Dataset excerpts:
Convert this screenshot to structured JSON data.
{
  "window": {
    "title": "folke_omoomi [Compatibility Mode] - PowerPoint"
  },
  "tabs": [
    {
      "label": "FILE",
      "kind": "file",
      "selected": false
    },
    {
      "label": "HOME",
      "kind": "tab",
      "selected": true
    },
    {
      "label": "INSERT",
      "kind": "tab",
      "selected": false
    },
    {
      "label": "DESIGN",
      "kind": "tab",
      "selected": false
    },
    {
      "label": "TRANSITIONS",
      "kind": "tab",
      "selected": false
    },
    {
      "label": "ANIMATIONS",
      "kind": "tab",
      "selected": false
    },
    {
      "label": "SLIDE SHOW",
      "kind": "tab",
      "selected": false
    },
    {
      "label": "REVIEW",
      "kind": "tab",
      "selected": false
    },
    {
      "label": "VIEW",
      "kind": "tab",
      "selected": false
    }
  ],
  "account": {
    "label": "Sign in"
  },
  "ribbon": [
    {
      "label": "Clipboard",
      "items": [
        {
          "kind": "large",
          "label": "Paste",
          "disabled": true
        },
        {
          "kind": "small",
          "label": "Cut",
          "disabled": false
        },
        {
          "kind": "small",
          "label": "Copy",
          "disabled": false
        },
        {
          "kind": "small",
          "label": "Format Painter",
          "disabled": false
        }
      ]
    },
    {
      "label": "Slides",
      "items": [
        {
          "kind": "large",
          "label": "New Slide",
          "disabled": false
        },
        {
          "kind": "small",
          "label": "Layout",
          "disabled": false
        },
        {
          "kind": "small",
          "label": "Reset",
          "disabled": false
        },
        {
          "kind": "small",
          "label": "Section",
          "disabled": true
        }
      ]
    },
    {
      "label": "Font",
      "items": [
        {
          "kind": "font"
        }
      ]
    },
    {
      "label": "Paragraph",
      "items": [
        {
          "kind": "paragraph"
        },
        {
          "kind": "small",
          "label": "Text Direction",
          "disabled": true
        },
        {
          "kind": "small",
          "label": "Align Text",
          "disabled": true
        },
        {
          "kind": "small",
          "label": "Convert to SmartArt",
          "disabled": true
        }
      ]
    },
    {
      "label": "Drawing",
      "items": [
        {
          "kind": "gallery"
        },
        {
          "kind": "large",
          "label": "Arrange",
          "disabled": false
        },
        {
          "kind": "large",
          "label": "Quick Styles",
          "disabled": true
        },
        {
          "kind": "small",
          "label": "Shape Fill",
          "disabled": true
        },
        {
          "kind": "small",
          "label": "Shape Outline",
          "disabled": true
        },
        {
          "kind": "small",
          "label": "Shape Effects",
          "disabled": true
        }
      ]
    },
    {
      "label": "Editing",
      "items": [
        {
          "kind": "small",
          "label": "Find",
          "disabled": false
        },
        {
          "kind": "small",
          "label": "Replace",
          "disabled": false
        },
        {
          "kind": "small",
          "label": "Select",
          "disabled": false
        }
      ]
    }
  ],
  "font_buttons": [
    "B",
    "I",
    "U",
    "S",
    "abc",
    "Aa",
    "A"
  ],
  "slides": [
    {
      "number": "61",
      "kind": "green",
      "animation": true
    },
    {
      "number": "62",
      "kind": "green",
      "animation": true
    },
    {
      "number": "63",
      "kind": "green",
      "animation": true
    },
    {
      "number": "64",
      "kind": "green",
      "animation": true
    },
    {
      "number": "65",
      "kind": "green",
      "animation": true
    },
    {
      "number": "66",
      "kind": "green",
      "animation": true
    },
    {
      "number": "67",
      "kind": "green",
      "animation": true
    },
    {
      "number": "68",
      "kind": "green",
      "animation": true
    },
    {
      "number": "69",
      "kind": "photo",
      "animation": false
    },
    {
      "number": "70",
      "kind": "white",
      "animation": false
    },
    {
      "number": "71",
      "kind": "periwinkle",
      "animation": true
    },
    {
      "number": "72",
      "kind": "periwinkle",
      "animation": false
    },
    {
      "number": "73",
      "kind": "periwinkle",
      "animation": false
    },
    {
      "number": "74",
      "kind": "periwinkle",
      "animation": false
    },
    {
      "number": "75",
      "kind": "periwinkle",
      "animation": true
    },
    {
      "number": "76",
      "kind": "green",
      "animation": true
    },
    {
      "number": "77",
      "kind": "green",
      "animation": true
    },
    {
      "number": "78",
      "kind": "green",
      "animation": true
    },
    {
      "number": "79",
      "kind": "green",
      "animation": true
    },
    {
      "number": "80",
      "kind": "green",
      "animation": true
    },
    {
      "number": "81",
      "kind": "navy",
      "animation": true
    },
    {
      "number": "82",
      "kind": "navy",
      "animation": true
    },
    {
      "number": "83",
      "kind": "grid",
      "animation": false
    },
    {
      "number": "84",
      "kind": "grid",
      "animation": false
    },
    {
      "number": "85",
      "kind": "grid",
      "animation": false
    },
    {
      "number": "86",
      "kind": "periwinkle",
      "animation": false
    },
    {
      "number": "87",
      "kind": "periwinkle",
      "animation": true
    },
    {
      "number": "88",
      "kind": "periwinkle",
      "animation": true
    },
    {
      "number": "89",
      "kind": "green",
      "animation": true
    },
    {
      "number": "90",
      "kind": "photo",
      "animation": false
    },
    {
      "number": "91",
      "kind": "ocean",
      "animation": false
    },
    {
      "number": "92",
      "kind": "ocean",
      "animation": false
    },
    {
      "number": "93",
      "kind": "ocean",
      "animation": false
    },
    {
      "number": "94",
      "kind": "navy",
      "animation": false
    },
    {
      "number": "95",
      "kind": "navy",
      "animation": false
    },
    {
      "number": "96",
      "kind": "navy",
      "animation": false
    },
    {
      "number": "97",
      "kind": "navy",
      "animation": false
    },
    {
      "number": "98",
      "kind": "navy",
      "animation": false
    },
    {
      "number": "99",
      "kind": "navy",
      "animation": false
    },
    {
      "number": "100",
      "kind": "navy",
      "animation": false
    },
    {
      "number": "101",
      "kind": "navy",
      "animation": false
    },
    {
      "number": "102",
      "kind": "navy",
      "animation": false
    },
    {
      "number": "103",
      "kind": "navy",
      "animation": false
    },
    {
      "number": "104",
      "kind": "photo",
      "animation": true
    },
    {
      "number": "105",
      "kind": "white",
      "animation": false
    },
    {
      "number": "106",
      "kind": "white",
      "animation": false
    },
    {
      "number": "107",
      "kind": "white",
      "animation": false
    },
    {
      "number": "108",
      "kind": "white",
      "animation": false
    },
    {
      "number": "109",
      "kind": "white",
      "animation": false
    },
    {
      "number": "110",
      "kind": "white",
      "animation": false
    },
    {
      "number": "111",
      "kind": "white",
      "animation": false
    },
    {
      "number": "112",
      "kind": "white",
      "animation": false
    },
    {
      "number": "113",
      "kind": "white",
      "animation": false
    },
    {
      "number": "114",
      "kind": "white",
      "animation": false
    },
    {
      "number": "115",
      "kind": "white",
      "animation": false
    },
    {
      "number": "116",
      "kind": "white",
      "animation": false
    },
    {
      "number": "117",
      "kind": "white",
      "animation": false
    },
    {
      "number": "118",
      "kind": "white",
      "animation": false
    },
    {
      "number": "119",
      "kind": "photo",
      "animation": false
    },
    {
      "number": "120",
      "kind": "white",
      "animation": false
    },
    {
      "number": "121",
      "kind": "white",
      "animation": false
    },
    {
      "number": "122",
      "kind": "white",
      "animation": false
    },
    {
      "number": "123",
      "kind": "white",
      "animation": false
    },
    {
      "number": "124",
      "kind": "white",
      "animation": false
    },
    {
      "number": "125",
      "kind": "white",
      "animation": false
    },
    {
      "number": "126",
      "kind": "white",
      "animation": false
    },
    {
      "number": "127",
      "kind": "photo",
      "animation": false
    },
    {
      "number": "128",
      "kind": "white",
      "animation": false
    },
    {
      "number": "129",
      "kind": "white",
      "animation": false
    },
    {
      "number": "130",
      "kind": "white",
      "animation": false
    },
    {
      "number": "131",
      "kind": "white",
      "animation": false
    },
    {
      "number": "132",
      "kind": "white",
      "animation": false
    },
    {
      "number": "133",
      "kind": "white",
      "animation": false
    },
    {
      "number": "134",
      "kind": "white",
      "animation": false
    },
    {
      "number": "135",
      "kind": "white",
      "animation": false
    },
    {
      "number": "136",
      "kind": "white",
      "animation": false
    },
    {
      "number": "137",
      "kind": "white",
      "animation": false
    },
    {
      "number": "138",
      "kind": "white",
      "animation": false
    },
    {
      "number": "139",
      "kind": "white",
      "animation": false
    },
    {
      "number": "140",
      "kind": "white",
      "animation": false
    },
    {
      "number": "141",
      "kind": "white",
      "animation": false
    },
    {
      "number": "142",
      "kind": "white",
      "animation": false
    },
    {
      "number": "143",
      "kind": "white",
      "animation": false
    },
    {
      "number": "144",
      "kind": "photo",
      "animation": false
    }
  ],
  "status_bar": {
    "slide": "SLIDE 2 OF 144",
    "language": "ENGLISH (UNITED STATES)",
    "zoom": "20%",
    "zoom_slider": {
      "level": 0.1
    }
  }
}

Set problem: Write down every line of the data above that includes the string "Shape".

Correct response:
          "label": "Shape Fill",
          "label": "Shape Outline",
          "label": "Shape Effects",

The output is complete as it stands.